(Extracted data entries)

——————

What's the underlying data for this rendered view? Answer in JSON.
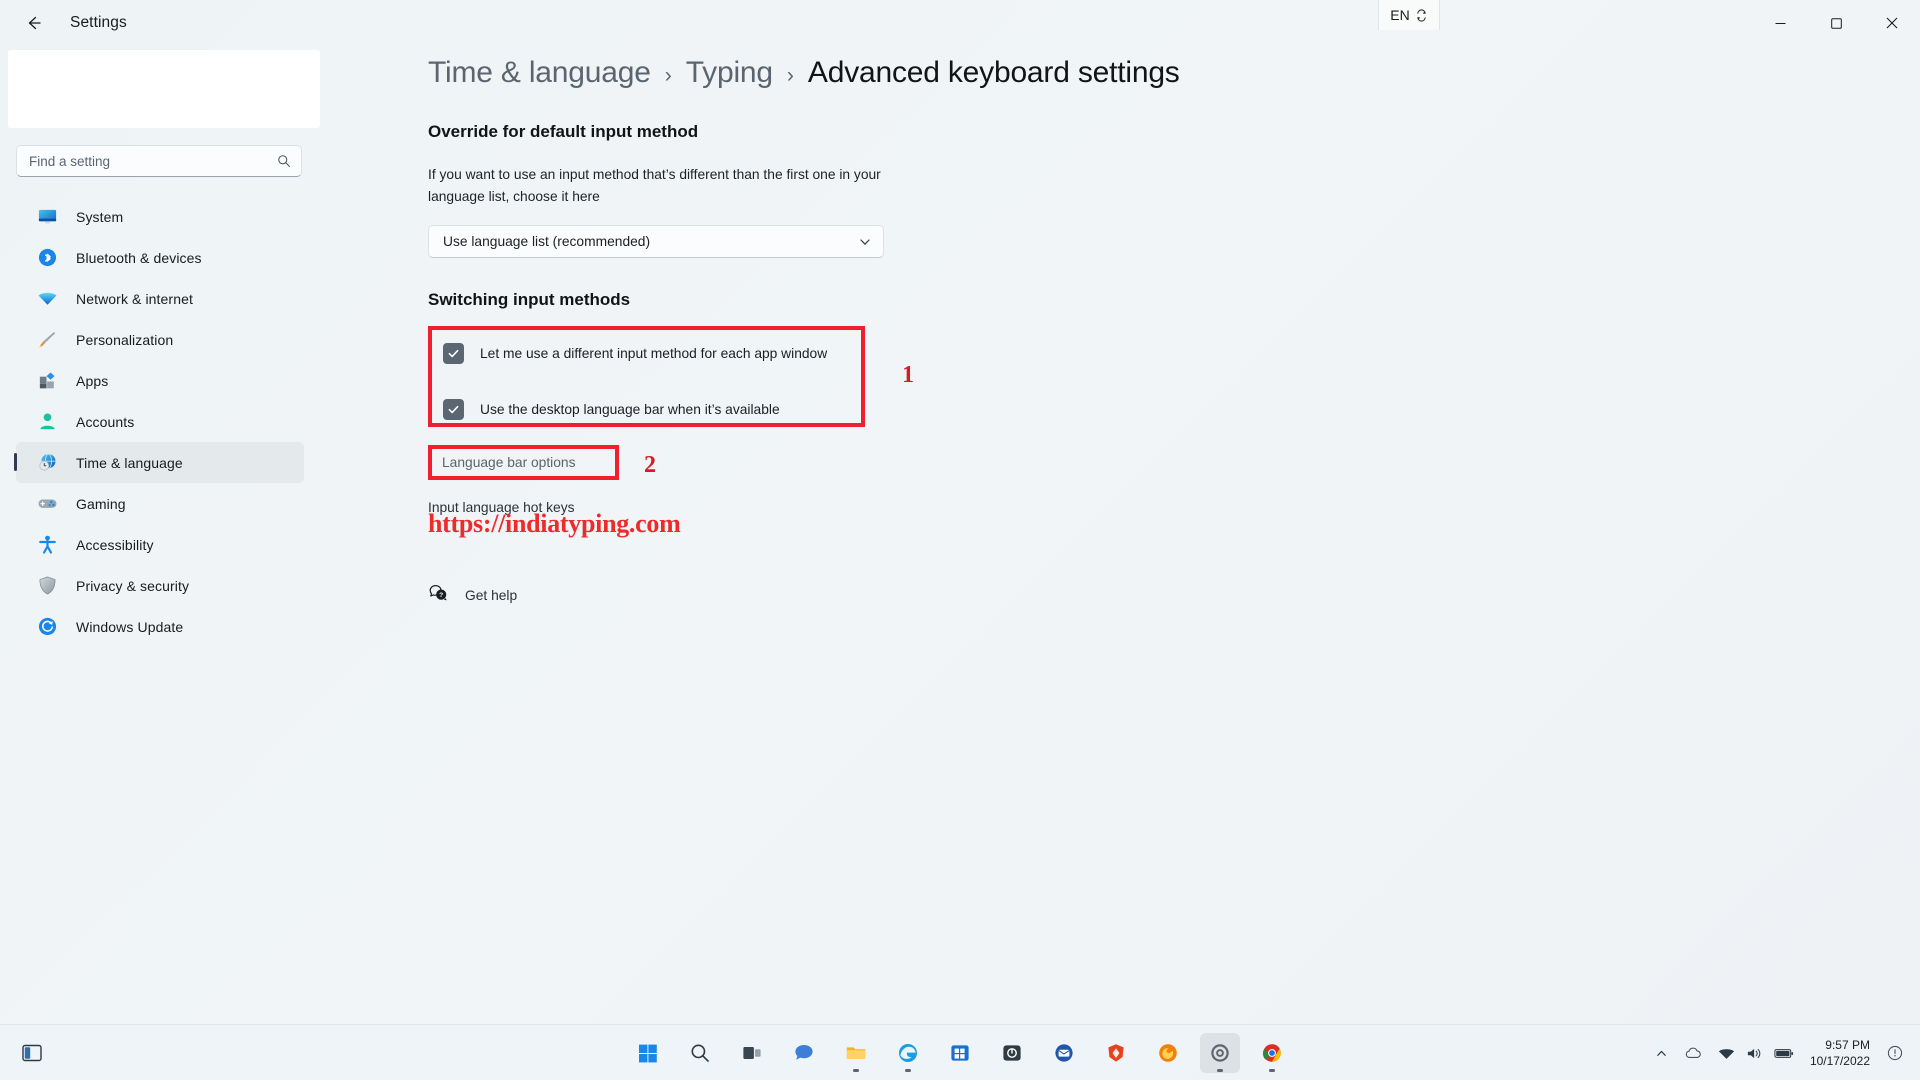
{
  "window": {
    "title": "Settings",
    "back_icon": "back-arrow-icon",
    "lang_indicator": "EN",
    "minimize_label": "Minimize",
    "maximize_label": "Maximize",
    "close_label": "Close"
  },
  "sidebar": {
    "search": {
      "placeholder": "Find a setting",
      "value": ""
    },
    "items": [
      {
        "label": "System",
        "icon": "system-monitor-icon",
        "selected": false
      },
      {
        "label": "Bluetooth & devices",
        "icon": "bluetooth-icon",
        "selected": false
      },
      {
        "label": "Network & internet",
        "icon": "wifi-icon",
        "selected": false
      },
      {
        "label": "Personalization",
        "icon": "paintbrush-icon",
        "selected": false
      },
      {
        "label": "Apps",
        "icon": "apps-grid-icon",
        "selected": false
      },
      {
        "label": "Accounts",
        "icon": "person-icon",
        "selected": false
      },
      {
        "label": "Time & language",
        "icon": "globe-clock-icon",
        "selected": true
      },
      {
        "label": "Gaming",
        "icon": "gamepad-icon",
        "selected": false
      },
      {
        "label": "Accessibility",
        "icon": "accessibility-person-icon",
        "selected": false
      },
      {
        "label": "Privacy & security",
        "icon": "shield-icon",
        "selected": false
      },
      {
        "label": "Windows Update",
        "icon": "update-refresh-icon",
        "selected": false
      }
    ]
  },
  "breadcrumb": {
    "level1": "Time & language",
    "separator": "›",
    "level2": "Typing",
    "current": "Advanced keyboard settings"
  },
  "main": {
    "override_heading": "Override for default input method",
    "override_description": "If you want to use an input method that’s different than the first one in your language list, choose it here",
    "input_method_select": {
      "value": "Use language list (recommended)",
      "chevron": "chevron-down-icon"
    },
    "watermark": "https://indiatyping.com",
    "switching_heading": "Switching input methods",
    "checkboxes": [
      {
        "label": "Let me use a different input method for each app window",
        "checked": true
      },
      {
        "label": "Use the desktop language bar when it’s available",
        "checked": true
      }
    ],
    "language_bar_options": "Language bar options",
    "input_hot_keys": "Input language hot keys",
    "get_help": "Get help",
    "get_help_icon": "help-chat-bubble-icon",
    "annotations": [
      {
        "number": "1"
      },
      {
        "number": "2"
      }
    ]
  },
  "taskbar": {
    "widgets_icon": "widgets-icon",
    "items": [
      {
        "name": "start-button",
        "icon": "windows-logo-icon",
        "running": false
      },
      {
        "name": "search-button",
        "icon": "search-icon",
        "running": false
      },
      {
        "name": "task-view-button",
        "icon": "task-view-icon",
        "running": false
      },
      {
        "name": "chat-button",
        "icon": "chat-icon",
        "running": false
      },
      {
        "name": "file-explorer-button",
        "icon": "folder-icon",
        "running": true
      },
      {
        "name": "edge-button",
        "icon": "edge-browser-icon",
        "running": true
      },
      {
        "name": "store-button",
        "icon": "microsoft-store-icon",
        "running": false
      },
      {
        "name": "app-button",
        "icon": "app-window-icon",
        "running": false
      },
      {
        "name": "mail-button",
        "icon": "mail-icon",
        "running": false
      },
      {
        "name": "brave-button",
        "icon": "brave-browser-icon",
        "running": false
      },
      {
        "name": "firefox-button",
        "icon": "firefox-browser-icon",
        "running": false
      },
      {
        "name": "settings-button",
        "icon": "gear-icon",
        "running": true
      },
      {
        "name": "chrome-button",
        "icon": "chrome-browser-icon",
        "running": true
      }
    ],
    "tray": {
      "chevron": "chevron-up-icon",
      "cloud_icon": "cloud-icon",
      "network_icon": "wifi-tray-icon",
      "volume_icon": "speaker-icon",
      "battery_icon": "battery-icon",
      "notification_icon": "notification-bell-icon"
    },
    "clock": {
      "time": "9:57 PM",
      "date": "10/17/2022"
    }
  }
}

——————

### [GIVEN TASK]
Copy every line above word for word and exclude the pictures.

### [RESPONSE]
What's the underlying data for this rendered view? Answer in JSON.
{
  "window": {
    "title": "Settings",
    "back_icon": "back-arrow-icon",
    "lang_indicator": "EN",
    "minimize_label": "Minimize",
    "maximize_label": "Maximize",
    "close_label": "Close"
  },
  "sidebar": {
    "search": {
      "placeholder": "Find a setting",
      "value": ""
    },
    "items": [
      {
        "label": "System",
        "icon": "system-monitor-icon",
        "selected": false
      },
      {
        "label": "Bluetooth & devices",
        "icon": "bluetooth-icon",
        "selected": false
      },
      {
        "label": "Network & internet",
        "icon": "wifi-icon",
        "selected": false
      },
      {
        "label": "Personalization",
        "icon": "paintbrush-icon",
        "selected": false
      },
      {
        "label": "Apps",
        "icon": "apps-grid-icon",
        "selected": false
      },
      {
        "label": "Accounts",
        "icon": "person-icon",
        "selected": false
      },
      {
        "label": "Time & language",
        "icon": "globe-clock-icon",
        "selected": true
      },
      {
        "label": "Gaming",
        "icon": "gamepad-icon",
        "selected": false
      },
      {
        "label": "Accessibility",
        "icon": "accessibility-person-icon",
        "selected": false
      },
      {
        "label": "Privacy & security",
        "icon": "shield-icon",
        "selected": false
      },
      {
        "label": "Windows Update",
        "icon": "update-refresh-icon",
        "selected": false
      }
    ]
  },
  "breadcrumb": {
    "level1": "Time & language",
    "separator": "›",
    "level2": "Typing",
    "current": "Advanced keyboard settings"
  },
  "main": {
    "override_heading": "Override for default input method",
    "override_description": "If you want to use an input method that’s different than the first one in your language list, choose it here",
    "input_method_select": {
      "value": "Use language list (recommended)",
      "chevron": "chevron-down-icon"
    },
    "watermark": "https://indiatyping.com",
    "switching_heading": "Switching input methods",
    "checkboxes": [
      {
        "label": "Let me use a different input method for each app window",
        "checked": true
      },
      {
        "label": "Use the desktop language bar when it’s available",
        "checked": true
      }
    ],
    "language_bar_options": "Language bar options",
    "input_hot_keys": "Input language hot keys",
    "get_help": "Get help",
    "get_help_icon": "help-chat-bubble-icon",
    "annotations": [
      {
        "number": "1"
      },
      {
        "number": "2"
      }
    ]
  },
  "taskbar": {
    "widgets_icon": "widgets-icon",
    "items": [
      {
        "name": "start-button",
        "icon": "windows-logo-icon",
        "running": false
      },
      {
        "name": "search-button",
        "icon": "search-icon",
        "running": false
      },
      {
        "name": "task-view-button",
        "icon": "task-view-icon",
        "running": false
      },
      {
        "name": "chat-button",
        "icon": "chat-icon",
        "running": false
      },
      {
        "name": "file-explorer-button",
        "icon": "folder-icon",
        "running": true
      },
      {
        "name": "edge-button",
        "icon": "edge-browser-icon",
        "running": true
      },
      {
        "name": "store-button",
        "icon": "microsoft-store-icon",
        "running": false
      },
      {
        "name": "app-button",
        "icon": "app-window-icon",
        "running": false
      },
      {
        "name": "mail-button",
        "icon": "mail-icon",
        "running": false
      },
      {
        "name": "brave-button",
        "icon": "brave-browser-icon",
        "running": false
      },
      {
        "name": "firefox-button",
        "icon": "firefox-browser-icon",
        "running": false
      },
      {
        "name": "settings-button",
        "icon": "gear-icon",
        "running": true
      },
      {
        "name": "chrome-button",
        "icon": "chrome-browser-icon",
        "running": true
      }
    ],
    "tray": {
      "chevron": "chevron-up-icon",
      "cloud_icon": "cloud-icon",
      "network_icon": "wifi-tray-icon",
      "volume_icon": "speaker-icon",
      "battery_icon": "battery-icon",
      "notification_icon": "notification-bell-icon"
    },
    "clock": {
      "time": "9:57 PM",
      "date": "10/17/2022"
    }
  }
}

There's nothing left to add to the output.